Dataset items:
• • •
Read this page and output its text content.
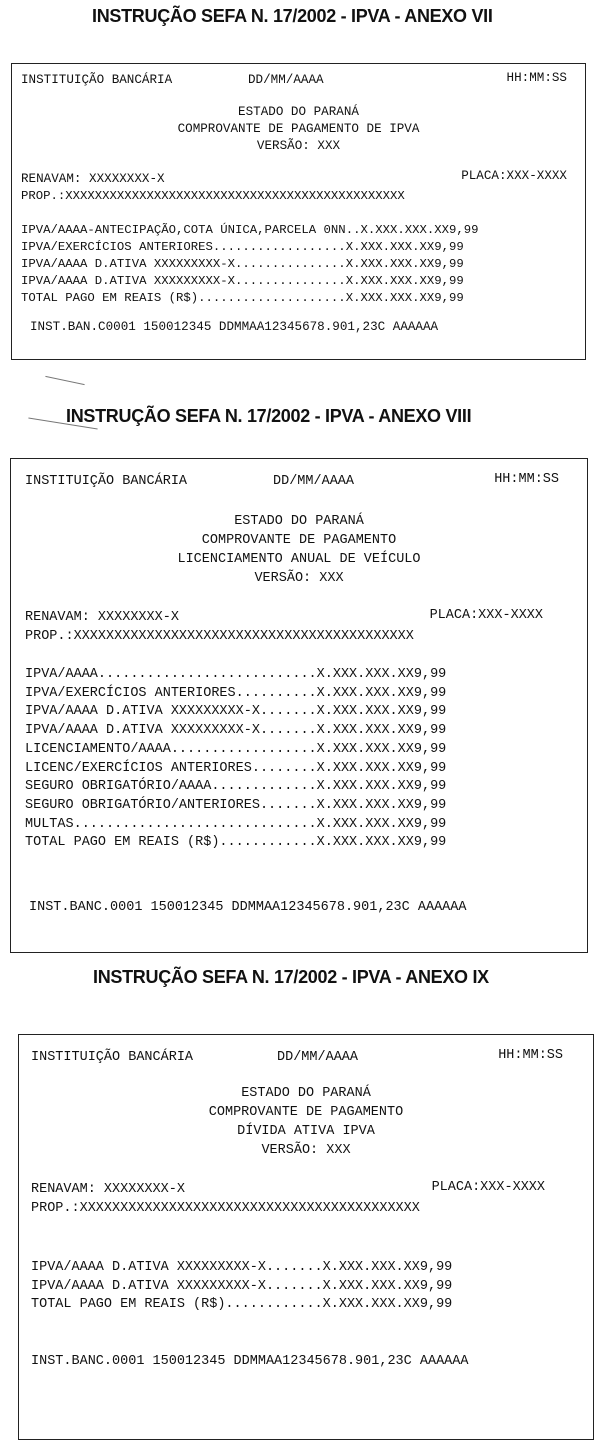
INSTRUÇÃO SEFA N. 17/2002 - IPVA - ANEXO VII
INSTITUIÇÃO BANCÁRIA	DD/MM/AAAA	HH:MM:SS
ESTADO DO PARANÁ
COMPROVANTE DE PAGAMENTO DE IPVA
VERSÃO: XXX
RENAVAM: XXXXXXXX-X	PLACA:XXX-XXXX
PROP.:XXXXXXXXXXXXXXXXXXXXXXXXXXXXXXXXXXXXXXXXXXXXXX
IPVA/AAAA-ANTECIPAÇÃO,COTA ÚNICA,PARCELA 0NN..X.XXX.XXX.XX9,99
IPVA/EXERCÍCIOS ANTERIORES..................X.XXX.XXX.XX9,99
IPVA/AAAA D.ATIVA XXXXXXXXX-X...............X.XXX.XXX.XX9,99
IPVA/AAAA D.ATIVA XXXXXXXXX-X...............X.XXX.XXX.XX9,99
TOTAL PAGO EM REAIS (R$)....................X.XXX.XXX.XX9,99
INST.BAN.C0001 150012345 DDMMAA12345678.901,23C AAAAAA
INSTRUÇÃO SEFA N. 17/2002 - IPVA - ANEXO VIII
INSTITUIÇÃO BANCÁRIA	DD/MM/AAAA	HH:MM:SS
ESTADO DO PARANÁ
COMPROVANTE DE PAGAMENTO
LICENCIAMENTO ANUAL DE VEÍCULO
VERSÃO: XXX
RENAVAM: XXXXXXXX-X	PLACA:XXX-XXXX
PROP.:XXXXXXXXXXXXXXXXXXXXXXXXXXXXXXXXXXXXXXXXXX
IPVA/AAAA...........................X.XXX.XXX.XX9,99
IPVA/EXERCÍCIOS ANTERIORES..........X.XXX.XXX.XX9,99
IPVA/AAAA D.ATIVA XXXXXXXXX-X.......X.XXX.XXX.XX9,99
IPVA/AAAA D.ATIVA XXXXXXXXX-X.......X.XXX.XXX.XX9,99
LICENCIAMENTO/AAAA..................X.XXX.XXX.XX9,99
LICENC/EXERCÍCIOS ANTERIORES........X.XXX.XXX.XX9,99
SEGURO OBRIGATÓRIO/AAAA.............X.XXX.XXX.XX9,99
SEGURO OBRIGATÓRIO/ANTERIORES.......X.XXX.XXX.XX9,99
MULTAS..............................X.XXX.XXX.XX9,99
TOTAL PAGO EM REAIS (R$)............X.XXX.XXX.XX9,99
INST.BANC.0001 150012345 DDMMAA12345678.901,23C AAAAAA
INSTRUÇÃO SEFA N. 17/2002 - IPVA - ANEXO IX
INSTITUIÇÃO BANCÁRIA	DD/MM/AAAA	HH:MM:SS
ESTADO DO PARANÁ
COMPROVANTE DE PAGAMENTO
DÍVIDA ATIVA IPVA
VERSÃO: XXX
RENAVAM: XXXXXXXX-X	PLACA:XXX-XXXX
PROP.:XXXXXXXXXXXXXXXXXXXXXXXXXXXXXXXXXXXXXXXXXX
IPVA/AAAA D.ATIVA XXXXXXXXX-X.......X.XXX.XXX.XX9,99
IPVA/AAAA D.ATIVA XXXXXXXXX-X.......X.XXX.XXX.XX9,99
TOTAL PAGO EM REAIS (R$)............X.XXX.XXX.XX9,99
INST.BANC.0001 150012345 DDMMAA12345678.901,23C AAAAAA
• • •
• _Given instruction_:
Give the number of lines in the data that contain "SEGURO", with no other words.

• _Exercise response_:
2